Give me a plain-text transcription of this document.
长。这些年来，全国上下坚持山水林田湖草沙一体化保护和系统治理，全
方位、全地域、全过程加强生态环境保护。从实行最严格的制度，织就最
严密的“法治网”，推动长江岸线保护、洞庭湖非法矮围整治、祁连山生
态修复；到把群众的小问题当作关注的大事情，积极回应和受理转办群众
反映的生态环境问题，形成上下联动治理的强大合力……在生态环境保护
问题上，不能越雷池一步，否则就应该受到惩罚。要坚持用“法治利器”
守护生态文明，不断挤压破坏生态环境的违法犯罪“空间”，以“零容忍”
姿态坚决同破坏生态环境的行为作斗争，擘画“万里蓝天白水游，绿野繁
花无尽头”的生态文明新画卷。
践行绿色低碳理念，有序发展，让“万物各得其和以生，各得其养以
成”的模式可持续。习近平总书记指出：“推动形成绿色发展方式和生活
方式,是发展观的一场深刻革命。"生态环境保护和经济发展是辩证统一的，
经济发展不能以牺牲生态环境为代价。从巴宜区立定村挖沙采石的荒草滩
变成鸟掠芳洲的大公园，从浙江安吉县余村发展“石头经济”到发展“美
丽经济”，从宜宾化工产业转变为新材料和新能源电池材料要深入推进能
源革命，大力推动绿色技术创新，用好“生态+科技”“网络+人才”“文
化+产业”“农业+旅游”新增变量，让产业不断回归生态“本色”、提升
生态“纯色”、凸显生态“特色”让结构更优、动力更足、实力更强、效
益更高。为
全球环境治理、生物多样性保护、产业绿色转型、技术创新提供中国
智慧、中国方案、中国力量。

● ● ● ●

> Set task
All of the entries above must be quoted exactly.

> Task response
Give me a plain-text transcription of this document.
长。这些年来，全国上下坚持山水林田湖草沙一体化保护和系统治理，全
方位、全地域、全过程加强生态环境保护。从实行最严格的制度，织就最
严密的“法治网”，推动长江岸线保护、洞庭湖非法矮围整治、祁连山生
态修复；到把群众的小问题当作关注的大事情，积极回应和受理转办群众
反映的生态环境问题，形成上下联动治理的强大合力……在生态环境保护
问题上，不能越雷池一步，否则就应该受到惩罚。要坚持用“法治利器”
守护生态文明，不断挤压破坏生态环境的违法犯罪“空间”，以“零容忍”
姿态坚决同破坏生态环境的行为作斗争，擘画“万里蓝天白水游，绿野繁
花无尽头”的生态文明新画卷。
践行绿色低碳理念，有序发展，让“万物各得其和以生，各得其养以
成”的模式可持续。习近平总书记指出：“推动形成绿色发展方式和生活
方式,是发展观的一场深刻革命。"生态环境保护和经济发展是辩证统一的，
经济发展不能以牺牲生态环境为代价。从巴宜区立定村挖沙采石的荒草滩
变成鸟掠芳洲的大公园，从浙江安吉县余村发展“石头经济”到发展“美
丽经济”，从宜宾化工产业转变为新材料和新能源电池材料要深入推进能
源革命，大力推动绿色技术创新，用好“生态+科技”“网络+人才”“文
化+产业”“农业+旅游”新增变量，让产业不断回归生态“本色”、提升
生态“纯色”、凸显生态“特色”让结构更优、动力更足、实力更强、效
益更高。为
全球环境治理、生物多样性保护、产业绿色转型、技术创新提供中国
智慧、中国方案、中国力量。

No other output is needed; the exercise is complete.